Go through the lines below. Copy those with "title".

------ DATA FOR PROCESSING ------

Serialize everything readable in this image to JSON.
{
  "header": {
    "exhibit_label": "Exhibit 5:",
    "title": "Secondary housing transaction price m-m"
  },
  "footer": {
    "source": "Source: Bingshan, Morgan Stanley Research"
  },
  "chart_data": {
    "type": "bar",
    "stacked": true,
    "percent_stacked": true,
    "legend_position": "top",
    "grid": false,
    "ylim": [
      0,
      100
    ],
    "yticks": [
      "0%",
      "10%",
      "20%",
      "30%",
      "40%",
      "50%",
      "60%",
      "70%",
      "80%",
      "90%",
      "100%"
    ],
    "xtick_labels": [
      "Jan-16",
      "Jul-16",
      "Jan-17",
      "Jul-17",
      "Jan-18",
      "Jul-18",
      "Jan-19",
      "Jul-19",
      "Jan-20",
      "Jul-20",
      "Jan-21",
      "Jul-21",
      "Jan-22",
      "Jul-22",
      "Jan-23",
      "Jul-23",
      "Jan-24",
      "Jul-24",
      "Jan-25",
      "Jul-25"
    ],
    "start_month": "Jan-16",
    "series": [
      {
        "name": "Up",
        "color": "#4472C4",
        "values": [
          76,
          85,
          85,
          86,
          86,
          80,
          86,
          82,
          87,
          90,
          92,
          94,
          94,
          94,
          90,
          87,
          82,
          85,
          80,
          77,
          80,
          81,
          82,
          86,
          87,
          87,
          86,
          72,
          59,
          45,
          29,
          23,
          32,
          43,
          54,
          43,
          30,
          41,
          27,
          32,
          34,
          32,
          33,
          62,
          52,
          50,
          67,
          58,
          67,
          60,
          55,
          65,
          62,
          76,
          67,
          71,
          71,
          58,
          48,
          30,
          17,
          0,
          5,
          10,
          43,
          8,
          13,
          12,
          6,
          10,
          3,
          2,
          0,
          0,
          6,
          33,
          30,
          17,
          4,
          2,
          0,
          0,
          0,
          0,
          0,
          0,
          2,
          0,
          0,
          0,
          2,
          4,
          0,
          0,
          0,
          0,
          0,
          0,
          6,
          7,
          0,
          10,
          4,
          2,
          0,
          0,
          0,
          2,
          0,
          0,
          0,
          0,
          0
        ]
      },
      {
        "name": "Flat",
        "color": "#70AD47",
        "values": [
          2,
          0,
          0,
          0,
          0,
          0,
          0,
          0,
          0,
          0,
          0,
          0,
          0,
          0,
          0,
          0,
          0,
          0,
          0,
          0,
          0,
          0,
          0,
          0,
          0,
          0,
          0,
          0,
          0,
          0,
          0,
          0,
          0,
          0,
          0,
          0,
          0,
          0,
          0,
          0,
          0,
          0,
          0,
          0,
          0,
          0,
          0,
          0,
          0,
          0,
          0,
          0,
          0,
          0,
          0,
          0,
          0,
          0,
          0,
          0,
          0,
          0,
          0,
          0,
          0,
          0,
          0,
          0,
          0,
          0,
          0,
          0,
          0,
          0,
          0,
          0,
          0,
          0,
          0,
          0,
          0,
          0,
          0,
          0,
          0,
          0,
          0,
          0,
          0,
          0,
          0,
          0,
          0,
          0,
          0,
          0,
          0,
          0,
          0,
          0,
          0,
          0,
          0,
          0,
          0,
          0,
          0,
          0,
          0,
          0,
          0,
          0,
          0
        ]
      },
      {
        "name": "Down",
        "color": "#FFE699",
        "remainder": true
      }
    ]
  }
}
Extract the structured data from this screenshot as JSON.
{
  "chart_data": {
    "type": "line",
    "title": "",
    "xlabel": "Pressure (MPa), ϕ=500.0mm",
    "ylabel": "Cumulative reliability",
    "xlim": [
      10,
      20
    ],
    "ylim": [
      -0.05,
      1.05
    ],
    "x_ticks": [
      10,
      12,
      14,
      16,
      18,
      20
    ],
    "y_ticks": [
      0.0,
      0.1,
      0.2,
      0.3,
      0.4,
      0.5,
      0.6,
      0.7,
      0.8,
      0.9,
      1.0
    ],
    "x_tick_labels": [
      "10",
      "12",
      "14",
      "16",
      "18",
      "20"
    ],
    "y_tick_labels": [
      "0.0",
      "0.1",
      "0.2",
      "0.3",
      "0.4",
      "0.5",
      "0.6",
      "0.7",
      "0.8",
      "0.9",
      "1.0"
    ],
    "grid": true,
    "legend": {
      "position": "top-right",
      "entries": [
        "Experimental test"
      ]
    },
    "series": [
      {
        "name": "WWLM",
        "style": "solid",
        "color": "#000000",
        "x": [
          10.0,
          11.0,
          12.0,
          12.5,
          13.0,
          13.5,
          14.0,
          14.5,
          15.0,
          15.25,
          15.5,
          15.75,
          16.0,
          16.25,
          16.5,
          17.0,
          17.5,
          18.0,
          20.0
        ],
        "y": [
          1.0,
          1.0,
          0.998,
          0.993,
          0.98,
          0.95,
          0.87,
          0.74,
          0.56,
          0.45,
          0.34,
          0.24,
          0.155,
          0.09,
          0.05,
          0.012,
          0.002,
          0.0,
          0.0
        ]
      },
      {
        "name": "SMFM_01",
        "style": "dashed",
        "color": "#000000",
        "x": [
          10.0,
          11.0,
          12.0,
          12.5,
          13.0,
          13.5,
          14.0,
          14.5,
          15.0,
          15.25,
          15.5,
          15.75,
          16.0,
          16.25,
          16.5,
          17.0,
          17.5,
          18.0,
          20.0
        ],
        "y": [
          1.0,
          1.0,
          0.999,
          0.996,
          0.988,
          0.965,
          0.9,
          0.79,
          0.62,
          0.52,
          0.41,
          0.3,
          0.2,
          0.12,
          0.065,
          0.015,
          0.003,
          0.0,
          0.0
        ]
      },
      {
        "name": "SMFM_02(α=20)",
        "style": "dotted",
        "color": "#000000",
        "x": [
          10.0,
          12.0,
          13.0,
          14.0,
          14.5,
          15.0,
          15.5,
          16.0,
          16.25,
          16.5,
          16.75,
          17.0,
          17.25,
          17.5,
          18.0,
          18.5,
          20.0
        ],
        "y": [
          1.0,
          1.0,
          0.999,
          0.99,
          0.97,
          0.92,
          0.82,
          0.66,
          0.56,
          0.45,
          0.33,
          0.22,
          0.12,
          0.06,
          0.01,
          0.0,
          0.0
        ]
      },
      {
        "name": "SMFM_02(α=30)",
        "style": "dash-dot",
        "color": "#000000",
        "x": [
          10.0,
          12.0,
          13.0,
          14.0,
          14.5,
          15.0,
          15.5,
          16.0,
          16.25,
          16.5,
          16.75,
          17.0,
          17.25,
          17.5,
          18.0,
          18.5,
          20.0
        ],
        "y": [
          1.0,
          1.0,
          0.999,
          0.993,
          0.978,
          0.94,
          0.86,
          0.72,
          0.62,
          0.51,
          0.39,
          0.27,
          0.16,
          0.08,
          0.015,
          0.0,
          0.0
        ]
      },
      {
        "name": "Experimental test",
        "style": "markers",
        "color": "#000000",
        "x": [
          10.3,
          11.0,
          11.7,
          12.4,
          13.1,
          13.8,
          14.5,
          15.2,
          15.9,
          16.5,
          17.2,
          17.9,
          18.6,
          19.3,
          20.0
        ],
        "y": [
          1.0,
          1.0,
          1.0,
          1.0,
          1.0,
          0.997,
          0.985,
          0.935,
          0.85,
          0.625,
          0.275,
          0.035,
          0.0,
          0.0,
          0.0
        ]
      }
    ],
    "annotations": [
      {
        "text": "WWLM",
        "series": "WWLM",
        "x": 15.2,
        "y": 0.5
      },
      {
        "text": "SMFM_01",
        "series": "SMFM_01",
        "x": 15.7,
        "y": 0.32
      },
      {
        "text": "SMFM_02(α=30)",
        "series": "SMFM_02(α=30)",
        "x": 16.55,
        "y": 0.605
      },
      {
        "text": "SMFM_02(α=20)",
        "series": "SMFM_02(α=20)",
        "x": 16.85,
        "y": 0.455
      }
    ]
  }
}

------

#### [WRITTEN REPLY]
    "title": "Secondary housing transaction price m-m"
    "title": "",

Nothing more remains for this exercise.